Copy out every line of the listing below word for word, skipping the pictures.

:::

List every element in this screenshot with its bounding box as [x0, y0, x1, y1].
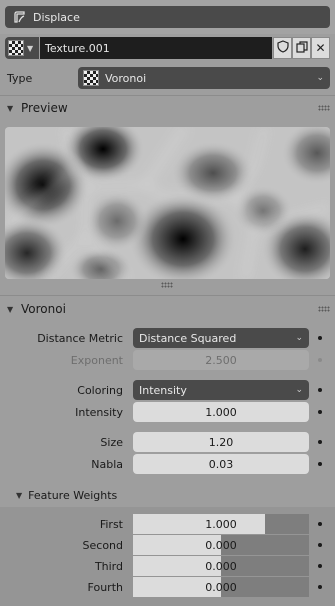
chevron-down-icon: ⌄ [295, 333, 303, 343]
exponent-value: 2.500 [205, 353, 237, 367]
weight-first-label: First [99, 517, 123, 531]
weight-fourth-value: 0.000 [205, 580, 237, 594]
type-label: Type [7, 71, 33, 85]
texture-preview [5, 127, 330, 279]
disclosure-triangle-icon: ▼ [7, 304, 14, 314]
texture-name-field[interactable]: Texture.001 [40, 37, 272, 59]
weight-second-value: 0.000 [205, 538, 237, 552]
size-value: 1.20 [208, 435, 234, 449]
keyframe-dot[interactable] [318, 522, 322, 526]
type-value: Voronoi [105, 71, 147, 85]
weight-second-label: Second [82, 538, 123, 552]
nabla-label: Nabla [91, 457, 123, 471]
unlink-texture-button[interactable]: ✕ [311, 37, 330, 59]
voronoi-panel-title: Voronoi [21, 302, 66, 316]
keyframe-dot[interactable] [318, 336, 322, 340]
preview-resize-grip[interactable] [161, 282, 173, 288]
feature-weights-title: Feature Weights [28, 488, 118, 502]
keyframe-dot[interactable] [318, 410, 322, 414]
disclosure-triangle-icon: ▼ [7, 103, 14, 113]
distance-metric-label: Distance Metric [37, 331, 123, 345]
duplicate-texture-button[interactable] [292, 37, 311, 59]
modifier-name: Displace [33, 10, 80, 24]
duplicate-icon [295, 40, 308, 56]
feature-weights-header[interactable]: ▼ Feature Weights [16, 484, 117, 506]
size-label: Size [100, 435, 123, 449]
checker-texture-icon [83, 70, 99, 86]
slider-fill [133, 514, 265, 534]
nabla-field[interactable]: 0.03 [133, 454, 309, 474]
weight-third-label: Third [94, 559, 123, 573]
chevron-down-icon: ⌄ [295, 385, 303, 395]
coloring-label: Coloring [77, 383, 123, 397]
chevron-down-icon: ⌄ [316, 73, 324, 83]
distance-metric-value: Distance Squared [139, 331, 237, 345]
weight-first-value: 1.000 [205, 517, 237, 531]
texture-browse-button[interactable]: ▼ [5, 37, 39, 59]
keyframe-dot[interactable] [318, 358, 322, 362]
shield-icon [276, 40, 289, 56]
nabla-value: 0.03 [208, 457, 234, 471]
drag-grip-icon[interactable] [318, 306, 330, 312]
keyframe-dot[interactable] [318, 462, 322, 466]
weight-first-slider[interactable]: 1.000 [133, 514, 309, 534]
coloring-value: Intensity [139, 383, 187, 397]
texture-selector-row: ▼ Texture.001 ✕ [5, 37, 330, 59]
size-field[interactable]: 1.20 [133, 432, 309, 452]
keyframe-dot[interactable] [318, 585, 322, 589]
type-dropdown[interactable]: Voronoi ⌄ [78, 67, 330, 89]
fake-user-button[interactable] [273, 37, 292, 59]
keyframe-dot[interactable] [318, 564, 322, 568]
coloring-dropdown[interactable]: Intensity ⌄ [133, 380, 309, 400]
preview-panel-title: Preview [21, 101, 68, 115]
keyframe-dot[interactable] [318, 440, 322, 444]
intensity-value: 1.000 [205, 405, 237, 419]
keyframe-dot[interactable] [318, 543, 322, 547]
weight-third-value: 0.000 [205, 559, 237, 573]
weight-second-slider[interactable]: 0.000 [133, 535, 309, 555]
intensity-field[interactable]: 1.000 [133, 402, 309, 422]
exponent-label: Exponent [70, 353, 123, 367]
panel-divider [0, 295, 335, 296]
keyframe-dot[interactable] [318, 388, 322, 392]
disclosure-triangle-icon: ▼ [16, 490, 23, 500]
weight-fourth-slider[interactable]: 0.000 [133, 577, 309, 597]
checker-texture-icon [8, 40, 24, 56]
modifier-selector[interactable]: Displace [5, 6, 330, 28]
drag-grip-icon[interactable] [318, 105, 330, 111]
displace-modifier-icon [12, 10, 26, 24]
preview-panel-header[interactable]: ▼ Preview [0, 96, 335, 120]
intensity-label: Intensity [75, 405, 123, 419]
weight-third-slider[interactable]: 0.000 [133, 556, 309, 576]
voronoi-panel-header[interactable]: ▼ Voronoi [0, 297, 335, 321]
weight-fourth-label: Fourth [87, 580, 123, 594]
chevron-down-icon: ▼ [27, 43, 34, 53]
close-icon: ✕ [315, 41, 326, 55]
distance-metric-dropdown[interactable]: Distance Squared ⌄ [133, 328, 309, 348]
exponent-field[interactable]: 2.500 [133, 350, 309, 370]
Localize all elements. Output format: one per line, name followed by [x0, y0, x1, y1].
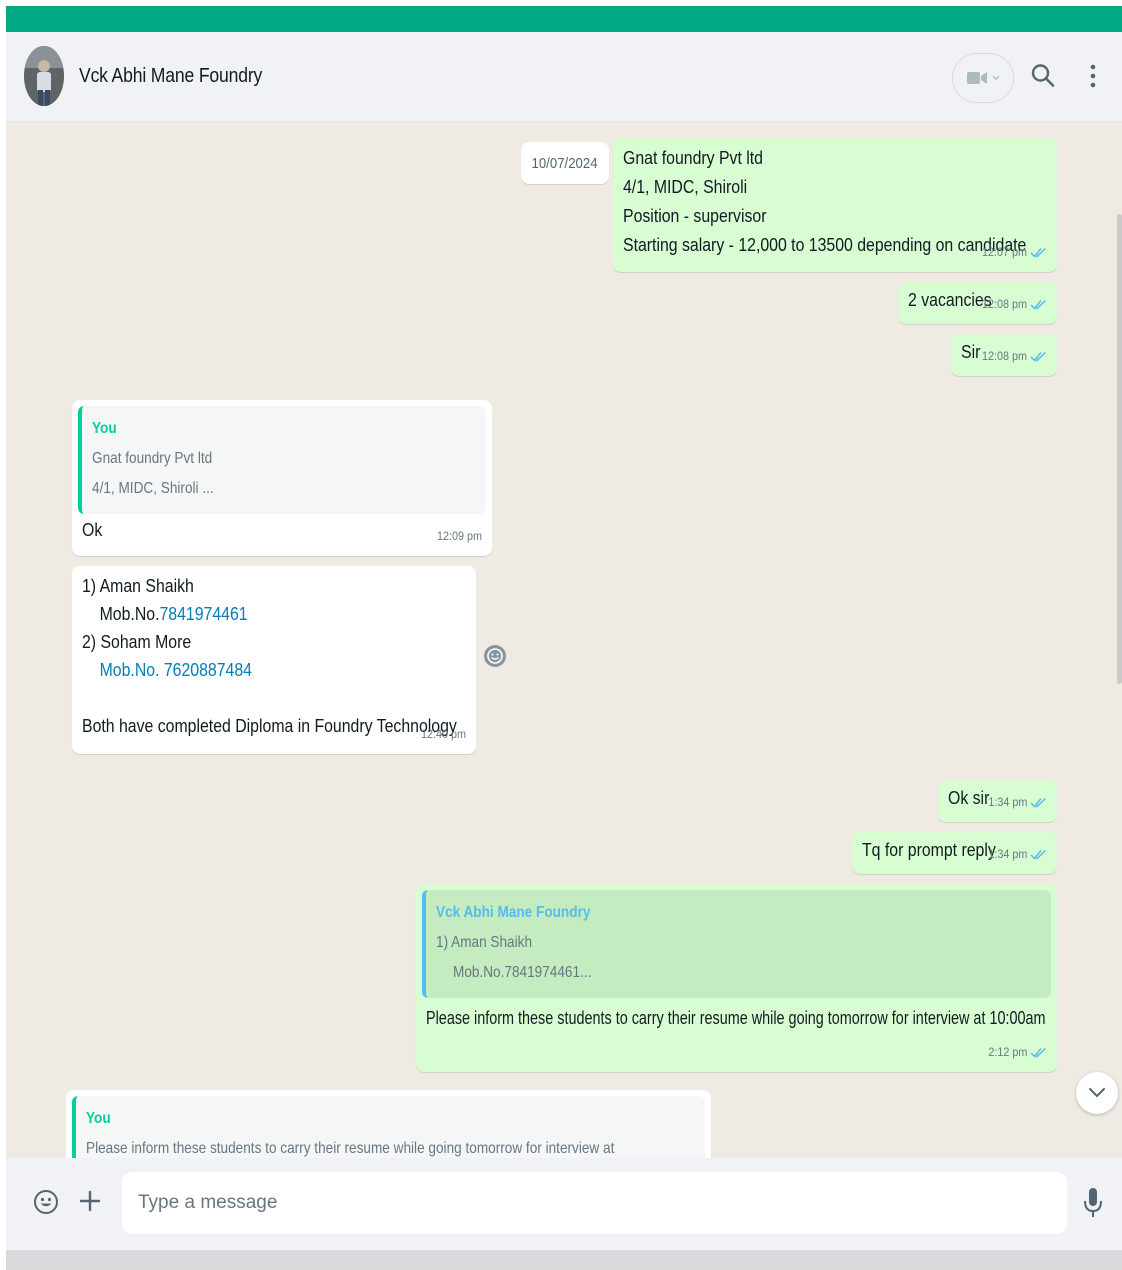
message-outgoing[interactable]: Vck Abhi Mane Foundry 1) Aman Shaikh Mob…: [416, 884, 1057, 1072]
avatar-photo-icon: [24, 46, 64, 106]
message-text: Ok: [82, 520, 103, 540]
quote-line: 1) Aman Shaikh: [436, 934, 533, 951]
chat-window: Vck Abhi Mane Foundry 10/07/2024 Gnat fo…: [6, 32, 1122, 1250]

:::

→ **Solution to this exercise**
List every element in this screenshot with its bounding box as [x0, y0, x1, y1].
chevron-down-icon: ⌄ [295, 333, 303, 343]
exponent-value: 2.500 [205, 353, 237, 367]
weight-first-label: First [99, 517, 123, 531]
weight-fourth-value: 0.000 [205, 580, 237, 594]
type-label: Type [7, 71, 33, 85]
texture-preview [5, 127, 330, 279]
disclosure-triangle-icon: ▼ [7, 304, 14, 314]
texture-name-field[interactable]: Texture.001 [40, 37, 272, 59]
weight-second-value: 0.000 [205, 538, 237, 552]
size-value: 1.20 [208, 435, 234, 449]
keyframe-dot[interactable] [318, 522, 322, 526]
type-value: Voronoi [105, 71, 147, 85]
weight-second-label: Second [82, 538, 123, 552]
nabla-label: Nabla [91, 457, 123, 471]
unlink-texture-button[interactable]: ✕ [311, 37, 330, 59]
voronoi-panel-title: Voronoi [21, 302, 66, 316]
keyframe-dot[interactable] [318, 336, 322, 340]
preview-resize-grip[interactable] [161, 282, 173, 288]
feature-weights-title: Feature Weights [28, 488, 118, 502]
keyframe-dot[interactable] [318, 410, 322, 414]
disclosure-triangle-icon: ▼ [7, 103, 14, 113]
distance-metric-label: Distance Metric [37, 331, 123, 345]
duplicate-texture-button[interactable] [292, 37, 311, 59]
modifier-name: Displace [33, 10, 80, 24]
duplicate-icon [295, 40, 308, 56]
feature-weights-header[interactable]: ▼ Feature Weights [16, 484, 117, 506]
size-label: Size [100, 435, 123, 449]
checker-texture-icon [83, 70, 99, 86]
slider-fill [133, 514, 265, 534]
nabla-field[interactable]: 0.03 [133, 454, 309, 474]
weight-third-label: Third [94, 559, 123, 573]
chevron-down-icon: ⌄ [295, 385, 303, 395]
coloring-label: Coloring [77, 383, 123, 397]
chevron-down-icon: ⌄ [316, 73, 324, 83]
distance-metric-value: Distance Squared [139, 331, 237, 345]
weight-first-value: 1.000 [205, 517, 237, 531]
texture-browse-button[interactable]: ▼ [5, 37, 39, 59]
keyframe-dot[interactable] [318, 358, 322, 362]
shield-icon [276, 40, 289, 56]
nabla-value: 0.03 [208, 457, 234, 471]
drag-grip-icon[interactable] [318, 306, 330, 312]
keyframe-dot[interactable] [318, 462, 322, 466]
weight-first-slider[interactable]: 1.000 [133, 514, 309, 534]
coloring-value: Intensity [139, 383, 187, 397]
texture-selector-row: ▼ Texture.001 ✕ [5, 37, 330, 59]
size-field[interactable]: 1.20 [133, 432, 309, 452]
keyframe-dot[interactable] [318, 585, 322, 589]
type-dropdown[interactable]: Voronoi ⌄ [78, 67, 330, 89]
fake-user-button[interactable] [273, 37, 292, 59]
keyframe-dot[interactable] [318, 564, 322, 568]
coloring-dropdown[interactable]: Intensity ⌄ [133, 380, 309, 400]
preview-panel-title: Preview [21, 101, 68, 115]
keyframe-dot[interactable] [318, 440, 322, 444]
intensity-value: 1.000 [205, 405, 237, 419]
keyframe-dot[interactable] [318, 543, 322, 547]
weight-third-value: 0.000 [205, 559, 237, 573]
weight-second-slider[interactable]: 0.000 [133, 535, 309, 555]
intensity-field[interactable]: 1.000 [133, 402, 309, 422]
exponent-label: Exponent [70, 353, 123, 367]
panel-divider [0, 295, 335, 296]
keyframe-dot[interactable] [318, 388, 322, 392]
disclosure-triangle-icon: ▼ [16, 490, 23, 500]
weight-fourth-slider[interactable]: 0.000 [133, 577, 309, 597]
checker-texture-icon [8, 40, 24, 56]
modifier-selector[interactable]: Displace [5, 6, 330, 28]
drag-grip-icon[interactable] [318, 105, 330, 111]
displace-modifier-icon [12, 10, 26, 24]
preview-panel-header[interactable]: ▼ Preview [0, 96, 335, 120]
intensity-label: Intensity [75, 405, 123, 419]
weight-third-slider[interactable]: 0.000 [133, 556, 309, 576]
voronoi-panel-header[interactable]: ▼ Voronoi [0, 297, 335, 321]
weight-fourth-label: Fourth [87, 580, 123, 594]
chevron-down-icon: ▼ [27, 43, 34, 53]
close-icon: ✕ [315, 41, 326, 55]
distance-metric-dropdown[interactable]: Distance Squared ⌄ [133, 328, 309, 348]
exponent-field[interactable]: 2.500 [133, 350, 309, 370]
Localize all elements. Output format: one per line, name followed by [x0, y0, x1, y1].
message-outgoing[interactable]: Vck Abhi Mane Foundry 1) Aman Shaikh Mob…: [416, 884, 1057, 1072]
avatar-photo-icon: [24, 46, 64, 106]
message-text: Ok: [82, 520, 103, 540]
quote-line: 1) Aman Shaikh: [436, 934, 533, 951]
chat-window: Vck Abhi Mane Foundry 10/07/2024 Gnat fo…: [6, 32, 1122, 1250]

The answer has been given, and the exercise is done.